▶ _Material for the task_:

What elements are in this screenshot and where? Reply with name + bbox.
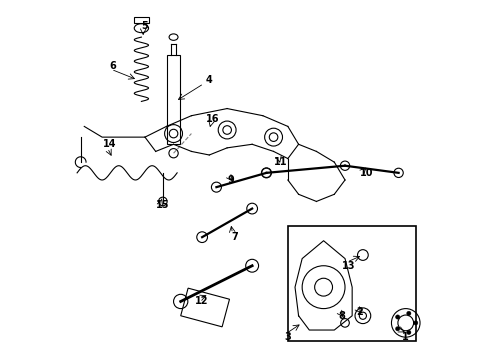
Circle shape <box>247 203 258 214</box>
Text: 8: 8 <box>338 311 345 321</box>
Circle shape <box>262 168 271 177</box>
Text: 2: 2 <box>356 307 363 317</box>
Bar <box>134 18 148 23</box>
Ellipse shape <box>169 34 178 40</box>
Text: 13: 13 <box>342 261 355 271</box>
Circle shape <box>159 197 167 206</box>
Circle shape <box>394 168 403 177</box>
Circle shape <box>407 311 411 315</box>
Circle shape <box>341 161 350 170</box>
Bar <box>167 55 180 144</box>
Circle shape <box>169 149 178 158</box>
Text: 15: 15 <box>156 200 170 210</box>
Circle shape <box>395 315 400 319</box>
Circle shape <box>245 259 259 272</box>
Bar <box>181 288 229 327</box>
Circle shape <box>262 168 271 178</box>
Circle shape <box>197 232 207 243</box>
Circle shape <box>407 330 411 334</box>
Text: 6: 6 <box>109 61 116 71</box>
Text: 4: 4 <box>206 75 213 85</box>
Text: 9: 9 <box>227 175 234 185</box>
Text: 16: 16 <box>206 114 220 124</box>
Text: 7: 7 <box>231 232 238 242</box>
Circle shape <box>395 327 400 331</box>
Circle shape <box>211 182 221 192</box>
Circle shape <box>173 294 188 309</box>
Circle shape <box>414 321 418 325</box>
Bar <box>288 226 416 341</box>
Text: 11: 11 <box>274 157 288 167</box>
Text: 12: 12 <box>196 296 209 306</box>
Text: 1: 1 <box>402 332 409 342</box>
Text: 14: 14 <box>102 139 116 149</box>
Text: 3: 3 <box>285 332 291 342</box>
Text: 10: 10 <box>360 168 373 178</box>
Text: 5: 5 <box>142 21 148 31</box>
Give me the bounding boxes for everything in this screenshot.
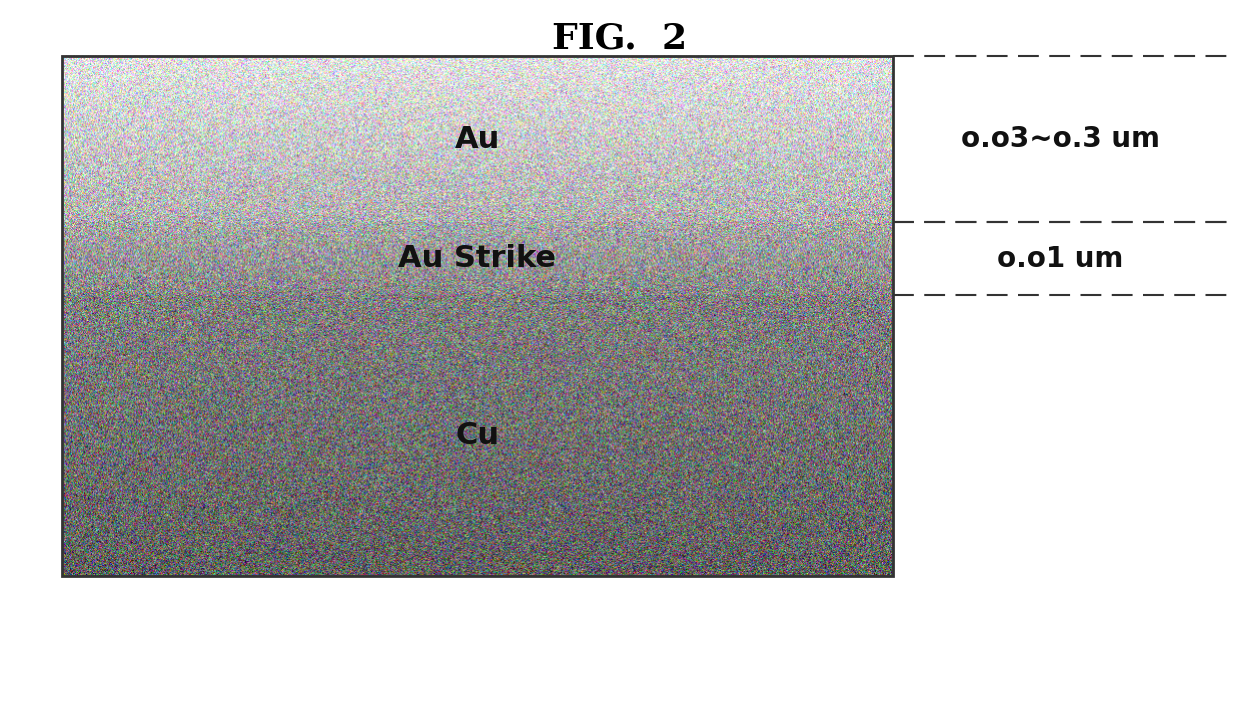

▶ _Required task_: Pull out each line in the records above that contains the word "screenshot".

▶ _Written answer_:
What elements are in this screenshot and where? Reply with name + bbox.
Give me the bounding boxes for everything in this screenshot.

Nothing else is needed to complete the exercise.